--- WHAT YOU ARE ASKED TO DO ---
Report only how many lines of the entries below contain the string "Storm".

** START OF RECORDS TO USE **

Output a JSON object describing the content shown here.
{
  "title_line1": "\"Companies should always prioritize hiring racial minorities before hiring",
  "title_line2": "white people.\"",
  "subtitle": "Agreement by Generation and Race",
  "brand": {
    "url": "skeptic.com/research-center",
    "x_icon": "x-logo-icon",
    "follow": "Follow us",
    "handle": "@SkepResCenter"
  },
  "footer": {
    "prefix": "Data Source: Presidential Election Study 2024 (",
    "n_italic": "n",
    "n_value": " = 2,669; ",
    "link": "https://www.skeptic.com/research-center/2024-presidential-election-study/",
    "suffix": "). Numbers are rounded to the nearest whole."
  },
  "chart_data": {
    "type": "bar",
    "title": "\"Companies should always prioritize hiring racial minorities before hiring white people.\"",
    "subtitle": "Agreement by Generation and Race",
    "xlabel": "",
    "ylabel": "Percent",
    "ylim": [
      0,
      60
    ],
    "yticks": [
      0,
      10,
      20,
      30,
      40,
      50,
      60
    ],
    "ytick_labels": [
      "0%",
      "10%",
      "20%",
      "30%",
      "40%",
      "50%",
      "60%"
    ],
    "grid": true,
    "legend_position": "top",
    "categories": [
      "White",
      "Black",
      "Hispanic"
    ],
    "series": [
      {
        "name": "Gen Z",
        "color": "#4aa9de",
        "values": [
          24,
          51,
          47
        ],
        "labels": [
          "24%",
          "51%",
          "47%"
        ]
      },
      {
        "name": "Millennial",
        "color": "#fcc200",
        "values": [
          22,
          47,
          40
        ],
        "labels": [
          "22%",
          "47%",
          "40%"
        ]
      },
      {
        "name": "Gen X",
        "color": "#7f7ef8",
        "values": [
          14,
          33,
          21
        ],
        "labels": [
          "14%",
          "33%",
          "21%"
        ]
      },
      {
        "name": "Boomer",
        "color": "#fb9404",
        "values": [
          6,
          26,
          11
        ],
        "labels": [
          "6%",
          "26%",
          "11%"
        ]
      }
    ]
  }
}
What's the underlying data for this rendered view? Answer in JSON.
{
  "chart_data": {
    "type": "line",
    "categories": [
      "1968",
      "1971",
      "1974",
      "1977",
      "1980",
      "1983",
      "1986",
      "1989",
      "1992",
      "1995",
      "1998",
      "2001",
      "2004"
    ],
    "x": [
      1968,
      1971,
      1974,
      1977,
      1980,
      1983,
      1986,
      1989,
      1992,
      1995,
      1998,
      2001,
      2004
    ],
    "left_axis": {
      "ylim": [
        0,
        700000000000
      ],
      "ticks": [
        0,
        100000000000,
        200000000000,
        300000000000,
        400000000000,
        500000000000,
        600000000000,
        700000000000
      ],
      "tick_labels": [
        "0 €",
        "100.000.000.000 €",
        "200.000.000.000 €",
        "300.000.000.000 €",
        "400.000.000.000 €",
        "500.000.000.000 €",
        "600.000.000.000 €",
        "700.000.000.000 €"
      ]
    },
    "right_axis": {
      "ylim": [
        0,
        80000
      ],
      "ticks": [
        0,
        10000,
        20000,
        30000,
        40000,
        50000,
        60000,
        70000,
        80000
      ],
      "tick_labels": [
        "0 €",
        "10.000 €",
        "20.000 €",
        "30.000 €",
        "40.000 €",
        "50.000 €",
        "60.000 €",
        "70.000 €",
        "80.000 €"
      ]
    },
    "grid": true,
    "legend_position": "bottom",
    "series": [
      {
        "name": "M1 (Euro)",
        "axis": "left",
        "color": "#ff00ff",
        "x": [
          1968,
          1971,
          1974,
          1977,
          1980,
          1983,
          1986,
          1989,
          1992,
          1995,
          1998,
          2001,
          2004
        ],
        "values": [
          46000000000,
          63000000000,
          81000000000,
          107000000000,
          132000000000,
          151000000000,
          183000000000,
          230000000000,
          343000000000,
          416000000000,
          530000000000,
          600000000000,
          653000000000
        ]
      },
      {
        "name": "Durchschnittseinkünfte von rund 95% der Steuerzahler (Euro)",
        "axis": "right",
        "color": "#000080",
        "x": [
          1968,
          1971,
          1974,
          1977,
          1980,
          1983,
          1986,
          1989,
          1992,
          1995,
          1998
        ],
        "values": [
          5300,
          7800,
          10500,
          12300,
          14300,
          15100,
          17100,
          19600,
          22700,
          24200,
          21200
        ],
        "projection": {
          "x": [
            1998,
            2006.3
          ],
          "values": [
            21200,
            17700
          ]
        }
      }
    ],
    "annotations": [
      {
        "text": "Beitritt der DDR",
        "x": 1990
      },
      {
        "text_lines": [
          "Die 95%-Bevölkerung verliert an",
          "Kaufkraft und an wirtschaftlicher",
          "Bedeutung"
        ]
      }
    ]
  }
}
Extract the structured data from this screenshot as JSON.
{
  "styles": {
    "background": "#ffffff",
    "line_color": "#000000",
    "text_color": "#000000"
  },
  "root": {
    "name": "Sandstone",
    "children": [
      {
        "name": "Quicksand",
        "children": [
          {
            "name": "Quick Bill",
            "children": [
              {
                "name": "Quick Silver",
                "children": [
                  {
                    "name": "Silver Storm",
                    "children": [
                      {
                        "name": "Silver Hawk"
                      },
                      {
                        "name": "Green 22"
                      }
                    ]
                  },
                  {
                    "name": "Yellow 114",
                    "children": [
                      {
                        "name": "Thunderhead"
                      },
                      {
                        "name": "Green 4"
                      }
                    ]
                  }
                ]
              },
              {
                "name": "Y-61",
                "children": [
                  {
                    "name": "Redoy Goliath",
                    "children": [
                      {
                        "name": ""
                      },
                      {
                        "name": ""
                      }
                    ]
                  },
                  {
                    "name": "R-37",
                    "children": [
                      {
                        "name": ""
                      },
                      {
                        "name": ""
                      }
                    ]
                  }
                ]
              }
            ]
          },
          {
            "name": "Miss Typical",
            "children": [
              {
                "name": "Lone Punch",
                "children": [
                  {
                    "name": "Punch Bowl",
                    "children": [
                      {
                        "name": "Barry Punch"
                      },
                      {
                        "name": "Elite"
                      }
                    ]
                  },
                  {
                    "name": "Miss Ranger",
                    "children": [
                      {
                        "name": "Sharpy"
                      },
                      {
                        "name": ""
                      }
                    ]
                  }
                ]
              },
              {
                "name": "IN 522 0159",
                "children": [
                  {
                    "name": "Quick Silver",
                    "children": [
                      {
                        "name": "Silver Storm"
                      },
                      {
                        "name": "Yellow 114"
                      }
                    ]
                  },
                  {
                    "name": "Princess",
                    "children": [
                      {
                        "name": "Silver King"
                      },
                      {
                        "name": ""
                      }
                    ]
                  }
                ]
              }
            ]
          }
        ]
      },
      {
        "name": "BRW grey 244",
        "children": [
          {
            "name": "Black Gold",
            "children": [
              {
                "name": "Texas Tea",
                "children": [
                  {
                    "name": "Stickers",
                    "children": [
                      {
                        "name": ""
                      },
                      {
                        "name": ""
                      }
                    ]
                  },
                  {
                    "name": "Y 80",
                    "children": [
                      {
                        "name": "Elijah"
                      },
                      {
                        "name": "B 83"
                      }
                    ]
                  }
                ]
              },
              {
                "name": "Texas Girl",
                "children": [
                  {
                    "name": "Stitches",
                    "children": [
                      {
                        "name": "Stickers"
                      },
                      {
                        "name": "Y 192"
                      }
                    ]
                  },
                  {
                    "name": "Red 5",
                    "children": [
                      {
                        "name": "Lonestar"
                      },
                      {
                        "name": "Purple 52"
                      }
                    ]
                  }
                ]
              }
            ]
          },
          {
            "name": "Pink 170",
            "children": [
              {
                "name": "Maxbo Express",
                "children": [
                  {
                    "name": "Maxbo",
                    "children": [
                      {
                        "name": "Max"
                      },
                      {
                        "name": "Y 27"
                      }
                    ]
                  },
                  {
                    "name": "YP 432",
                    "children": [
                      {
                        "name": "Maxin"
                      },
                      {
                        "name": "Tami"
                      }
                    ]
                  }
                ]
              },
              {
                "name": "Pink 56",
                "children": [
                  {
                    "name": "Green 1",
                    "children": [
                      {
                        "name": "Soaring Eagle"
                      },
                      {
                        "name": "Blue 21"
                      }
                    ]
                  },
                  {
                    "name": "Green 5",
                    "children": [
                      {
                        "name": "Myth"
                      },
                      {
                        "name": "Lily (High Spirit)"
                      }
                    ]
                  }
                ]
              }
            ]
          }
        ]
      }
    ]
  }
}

** END OF RECORDS TO USE **

--- OUTPUT FOR THIS TASK ---
2